### CONSIGNE ÉCRITE A
Reproduisez à l'identique les lignes des enregistrements, du début jusqu'à la ligne contenant « - annotation-step-1: (1): [208, 892, 262, 941] », celle-ci comprise.

### TEXTE À LIRE

EXPLICATION de TEXTE from LABA

Ou comment des voix se font entendre, sans l’aide des ondes ni des écrans humains, dans l’expérience créatrice musicale de la Société des Amis du là-bas et de la Natural Dub Compagnie


(L’humaine condition souffrante :

Hooooo

(Le Diable s’en jouant :

Hahahahah

(Une voix dans le désert, en langue commune, la plus véhiculaire, universelle du moment :

Have you lost your peace of mind ?
Couldn’t it be you’ve lost your peace of mind ?

(Quelques témoins semblent approuver la justesse du questionnement

(Ce chanteur anglophone, puis occitanophone de passage, finalement francophone, semble soucieux de rester présent à toute heure s’en mêle :

From là-bas, 7/7, 24/24

(Dédicace à l’ami de la 24tribe, NoWorx, le for ever affairé aux machines et à sa théorie des brebis)

Recollectionne toutes tes pensées, souviens toi à quelle heure tu t’es levé, et où c’était…
Quand tu ne sais plus d’où tu viens, ni où t’en es, regarde derrière le chemin que t’as fait,
Et laisse personne d’autre décider !

(Allusion au proverbe créole, nous y reviendrons, de La Réunion :
Kan ou zoné pa ousa ou sava, argard in kou ousa ou sort, lequel est l’origine cousine de la variante que lui donna le Jamaïcain Marcus Garvey : A people without the knowledge of his history is like a tree without roots, ce qui retraduit en kréol LaRényon donne : In pèp i koné pa son listwar lé kom in piédbwa san rasin

(La voix du désert, questionnant à nouveau :

Have you lost your mind ?

### CONSIGNE ÉCRITE B
Transcrivez fidèlement le passage du texte à lire qui va de « (Dédicace à l’ami » jusqu'à « d’autre décider ! » inclus.

### ENREGISTREMENTS FOURNIS
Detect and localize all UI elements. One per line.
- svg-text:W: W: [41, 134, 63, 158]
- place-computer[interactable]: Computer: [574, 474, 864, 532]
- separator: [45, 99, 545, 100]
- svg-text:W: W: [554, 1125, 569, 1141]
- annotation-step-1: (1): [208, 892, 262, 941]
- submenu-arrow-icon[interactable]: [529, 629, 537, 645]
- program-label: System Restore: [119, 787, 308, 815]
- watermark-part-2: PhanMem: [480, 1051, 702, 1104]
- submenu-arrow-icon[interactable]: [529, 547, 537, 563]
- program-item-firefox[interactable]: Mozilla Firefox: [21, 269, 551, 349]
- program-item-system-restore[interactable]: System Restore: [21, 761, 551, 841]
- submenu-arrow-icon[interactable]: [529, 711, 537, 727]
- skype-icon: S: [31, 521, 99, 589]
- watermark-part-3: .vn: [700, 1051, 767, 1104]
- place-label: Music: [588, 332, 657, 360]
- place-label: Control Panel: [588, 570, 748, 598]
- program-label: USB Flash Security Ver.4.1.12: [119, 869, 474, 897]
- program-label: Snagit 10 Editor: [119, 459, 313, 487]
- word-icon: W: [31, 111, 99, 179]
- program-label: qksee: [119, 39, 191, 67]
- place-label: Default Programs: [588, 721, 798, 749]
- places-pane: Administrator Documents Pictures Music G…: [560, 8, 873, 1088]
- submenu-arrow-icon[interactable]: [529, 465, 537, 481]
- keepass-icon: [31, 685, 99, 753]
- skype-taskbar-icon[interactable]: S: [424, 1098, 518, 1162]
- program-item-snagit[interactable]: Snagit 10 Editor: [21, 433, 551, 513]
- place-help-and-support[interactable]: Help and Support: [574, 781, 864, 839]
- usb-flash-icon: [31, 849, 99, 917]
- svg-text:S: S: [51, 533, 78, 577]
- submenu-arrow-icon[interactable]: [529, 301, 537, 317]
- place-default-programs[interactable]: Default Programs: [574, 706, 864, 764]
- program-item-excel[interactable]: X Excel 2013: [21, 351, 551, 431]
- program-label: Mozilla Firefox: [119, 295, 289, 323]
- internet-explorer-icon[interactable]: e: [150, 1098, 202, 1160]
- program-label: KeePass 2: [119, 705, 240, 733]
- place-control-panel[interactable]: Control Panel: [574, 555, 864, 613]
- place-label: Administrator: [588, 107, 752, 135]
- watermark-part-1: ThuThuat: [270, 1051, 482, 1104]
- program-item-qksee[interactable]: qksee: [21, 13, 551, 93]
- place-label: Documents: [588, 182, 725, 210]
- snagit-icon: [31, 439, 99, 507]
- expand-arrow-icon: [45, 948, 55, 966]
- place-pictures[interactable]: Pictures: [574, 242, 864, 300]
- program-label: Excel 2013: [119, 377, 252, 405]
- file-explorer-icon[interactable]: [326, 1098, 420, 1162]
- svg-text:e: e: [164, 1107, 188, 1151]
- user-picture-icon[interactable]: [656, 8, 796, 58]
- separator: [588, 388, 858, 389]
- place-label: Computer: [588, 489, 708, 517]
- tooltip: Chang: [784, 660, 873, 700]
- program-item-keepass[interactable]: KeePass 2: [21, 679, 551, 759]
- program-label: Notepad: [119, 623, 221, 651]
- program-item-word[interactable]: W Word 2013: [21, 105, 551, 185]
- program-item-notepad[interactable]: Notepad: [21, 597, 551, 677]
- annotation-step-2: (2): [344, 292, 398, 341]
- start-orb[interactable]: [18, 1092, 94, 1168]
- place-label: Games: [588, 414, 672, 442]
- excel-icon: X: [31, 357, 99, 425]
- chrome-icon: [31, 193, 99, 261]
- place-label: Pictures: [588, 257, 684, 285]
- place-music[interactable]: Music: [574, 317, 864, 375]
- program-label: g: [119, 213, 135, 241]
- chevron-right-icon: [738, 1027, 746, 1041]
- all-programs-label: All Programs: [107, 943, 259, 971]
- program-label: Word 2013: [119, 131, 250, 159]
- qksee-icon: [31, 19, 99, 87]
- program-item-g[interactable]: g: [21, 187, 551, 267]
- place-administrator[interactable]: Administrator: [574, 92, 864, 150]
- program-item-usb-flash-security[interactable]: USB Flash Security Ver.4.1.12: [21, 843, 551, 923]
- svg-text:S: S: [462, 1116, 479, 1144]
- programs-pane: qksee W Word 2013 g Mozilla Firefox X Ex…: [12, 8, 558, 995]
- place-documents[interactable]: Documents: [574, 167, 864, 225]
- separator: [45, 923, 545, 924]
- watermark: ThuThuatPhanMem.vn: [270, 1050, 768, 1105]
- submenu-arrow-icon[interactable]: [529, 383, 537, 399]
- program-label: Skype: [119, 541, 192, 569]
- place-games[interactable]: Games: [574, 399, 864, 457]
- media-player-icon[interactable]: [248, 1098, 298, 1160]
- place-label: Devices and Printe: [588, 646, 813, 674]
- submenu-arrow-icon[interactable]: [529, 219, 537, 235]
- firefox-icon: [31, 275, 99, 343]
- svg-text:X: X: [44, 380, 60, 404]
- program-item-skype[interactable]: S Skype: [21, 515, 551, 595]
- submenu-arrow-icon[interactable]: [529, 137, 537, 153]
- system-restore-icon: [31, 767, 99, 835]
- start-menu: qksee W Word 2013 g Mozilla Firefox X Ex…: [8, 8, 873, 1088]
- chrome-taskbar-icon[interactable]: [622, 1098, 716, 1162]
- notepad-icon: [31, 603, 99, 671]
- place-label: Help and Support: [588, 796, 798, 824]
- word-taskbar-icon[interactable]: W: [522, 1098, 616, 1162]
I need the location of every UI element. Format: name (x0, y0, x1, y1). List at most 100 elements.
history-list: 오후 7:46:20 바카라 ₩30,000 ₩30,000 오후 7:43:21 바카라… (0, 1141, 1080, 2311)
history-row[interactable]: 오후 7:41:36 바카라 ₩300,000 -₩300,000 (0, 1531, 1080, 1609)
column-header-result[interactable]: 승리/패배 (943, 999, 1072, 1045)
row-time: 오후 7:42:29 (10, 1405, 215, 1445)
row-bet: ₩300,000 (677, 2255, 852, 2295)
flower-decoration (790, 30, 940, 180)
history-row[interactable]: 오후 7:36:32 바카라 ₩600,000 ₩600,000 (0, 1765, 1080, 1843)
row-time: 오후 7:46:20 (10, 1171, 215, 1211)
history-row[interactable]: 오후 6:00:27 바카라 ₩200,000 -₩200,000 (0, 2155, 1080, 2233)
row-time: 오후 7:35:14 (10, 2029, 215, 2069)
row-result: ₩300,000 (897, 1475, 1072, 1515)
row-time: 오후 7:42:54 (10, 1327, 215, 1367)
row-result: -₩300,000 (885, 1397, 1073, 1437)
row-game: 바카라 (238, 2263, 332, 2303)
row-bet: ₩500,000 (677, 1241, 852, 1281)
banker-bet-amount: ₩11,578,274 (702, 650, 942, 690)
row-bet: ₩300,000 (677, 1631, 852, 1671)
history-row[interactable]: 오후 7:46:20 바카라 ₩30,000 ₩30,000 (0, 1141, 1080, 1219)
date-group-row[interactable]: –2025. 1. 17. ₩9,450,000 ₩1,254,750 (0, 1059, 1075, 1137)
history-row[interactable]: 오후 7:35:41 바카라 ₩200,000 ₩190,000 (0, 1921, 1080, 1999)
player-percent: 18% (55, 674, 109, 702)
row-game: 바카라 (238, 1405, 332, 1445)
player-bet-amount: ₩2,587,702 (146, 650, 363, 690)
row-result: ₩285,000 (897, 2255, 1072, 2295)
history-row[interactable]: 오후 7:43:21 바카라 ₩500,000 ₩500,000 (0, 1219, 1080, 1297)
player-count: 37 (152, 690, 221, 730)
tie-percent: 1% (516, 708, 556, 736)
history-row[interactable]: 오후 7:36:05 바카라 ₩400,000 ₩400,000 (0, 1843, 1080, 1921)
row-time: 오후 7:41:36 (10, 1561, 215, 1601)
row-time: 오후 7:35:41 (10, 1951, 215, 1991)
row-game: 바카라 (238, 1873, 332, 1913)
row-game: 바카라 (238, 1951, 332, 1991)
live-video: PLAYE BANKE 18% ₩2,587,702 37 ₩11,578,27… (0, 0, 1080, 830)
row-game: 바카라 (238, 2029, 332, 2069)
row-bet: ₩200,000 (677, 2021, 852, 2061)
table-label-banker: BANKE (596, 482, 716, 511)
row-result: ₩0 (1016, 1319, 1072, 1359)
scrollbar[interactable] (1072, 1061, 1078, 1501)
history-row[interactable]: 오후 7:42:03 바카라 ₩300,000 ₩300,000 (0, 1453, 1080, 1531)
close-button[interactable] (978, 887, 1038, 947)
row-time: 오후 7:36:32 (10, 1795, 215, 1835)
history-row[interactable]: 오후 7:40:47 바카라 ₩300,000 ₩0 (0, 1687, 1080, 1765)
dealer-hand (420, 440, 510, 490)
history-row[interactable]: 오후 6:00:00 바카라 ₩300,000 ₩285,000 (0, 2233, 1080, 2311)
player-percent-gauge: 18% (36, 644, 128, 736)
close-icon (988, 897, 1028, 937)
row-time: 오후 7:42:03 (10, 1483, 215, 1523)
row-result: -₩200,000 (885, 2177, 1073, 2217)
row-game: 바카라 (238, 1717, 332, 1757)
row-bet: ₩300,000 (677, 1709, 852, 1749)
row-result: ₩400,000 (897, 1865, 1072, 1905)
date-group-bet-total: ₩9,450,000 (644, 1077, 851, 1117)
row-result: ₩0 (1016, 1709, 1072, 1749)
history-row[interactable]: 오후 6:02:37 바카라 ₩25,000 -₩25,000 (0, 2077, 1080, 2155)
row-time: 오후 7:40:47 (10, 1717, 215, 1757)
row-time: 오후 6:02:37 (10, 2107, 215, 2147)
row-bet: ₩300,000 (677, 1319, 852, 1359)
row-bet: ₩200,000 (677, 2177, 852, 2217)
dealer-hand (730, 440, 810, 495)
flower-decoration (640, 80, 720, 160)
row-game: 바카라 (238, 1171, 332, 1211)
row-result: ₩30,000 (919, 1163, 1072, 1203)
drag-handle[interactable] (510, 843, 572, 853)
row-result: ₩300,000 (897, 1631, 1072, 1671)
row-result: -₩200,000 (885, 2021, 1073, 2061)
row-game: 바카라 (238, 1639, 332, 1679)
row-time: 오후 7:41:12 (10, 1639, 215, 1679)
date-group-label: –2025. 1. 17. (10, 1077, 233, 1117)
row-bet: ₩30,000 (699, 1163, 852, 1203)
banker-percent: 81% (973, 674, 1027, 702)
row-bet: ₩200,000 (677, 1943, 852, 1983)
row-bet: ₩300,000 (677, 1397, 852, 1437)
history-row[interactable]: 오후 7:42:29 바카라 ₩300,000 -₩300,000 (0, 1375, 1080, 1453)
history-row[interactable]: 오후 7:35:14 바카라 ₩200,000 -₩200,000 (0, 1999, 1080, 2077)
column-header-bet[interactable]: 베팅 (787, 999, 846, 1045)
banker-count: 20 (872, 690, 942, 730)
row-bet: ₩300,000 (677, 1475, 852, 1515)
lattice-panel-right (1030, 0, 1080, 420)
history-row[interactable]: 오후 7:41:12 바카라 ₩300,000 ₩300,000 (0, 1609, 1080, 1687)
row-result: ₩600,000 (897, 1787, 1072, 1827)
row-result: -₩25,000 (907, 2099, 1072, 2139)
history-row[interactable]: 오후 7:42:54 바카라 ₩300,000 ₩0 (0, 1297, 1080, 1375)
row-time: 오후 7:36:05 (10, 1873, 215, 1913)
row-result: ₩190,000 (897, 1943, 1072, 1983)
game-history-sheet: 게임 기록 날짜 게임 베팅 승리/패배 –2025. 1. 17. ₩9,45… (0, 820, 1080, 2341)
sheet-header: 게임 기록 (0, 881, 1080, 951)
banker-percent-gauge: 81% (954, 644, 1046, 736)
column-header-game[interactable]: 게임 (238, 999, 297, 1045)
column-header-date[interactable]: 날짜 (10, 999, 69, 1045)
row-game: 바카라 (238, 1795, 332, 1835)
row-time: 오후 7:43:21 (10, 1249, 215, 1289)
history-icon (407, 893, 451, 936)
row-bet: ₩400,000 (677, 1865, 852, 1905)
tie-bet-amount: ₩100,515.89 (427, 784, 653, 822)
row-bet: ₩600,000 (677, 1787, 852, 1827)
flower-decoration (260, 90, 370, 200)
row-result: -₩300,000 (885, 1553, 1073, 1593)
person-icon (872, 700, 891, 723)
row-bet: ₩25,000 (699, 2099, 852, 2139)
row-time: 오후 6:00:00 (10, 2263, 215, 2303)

### RÉPONSE COMPLÈTE A
Detect and localize all UI elements. One per line.
- svg-text:W: W: [41, 134, 63, 158]
- place-computer[interactable]: Computer: [574, 474, 864, 532]
- separator: [45, 99, 545, 100]
- svg-text:W: W: [554, 1125, 569, 1141]
- annotation-step-1: (1): [208, 892, 262, 941]

### RÉPONSE COMPLÈTE B
(Dédicace à l’ami de la 24tribe, NoWorx, le for ever affairé aux machines et à sa théorie des brebis)

Recollectionne toutes tes pensées, souviens toi à quelle heure tu t’es levé, et où c’était…
Quand tu ne sais plus d’où tu viens, ni où t’en es, regarde derrière le chemin que t’as fait,
Et laisse personne d’autre décider !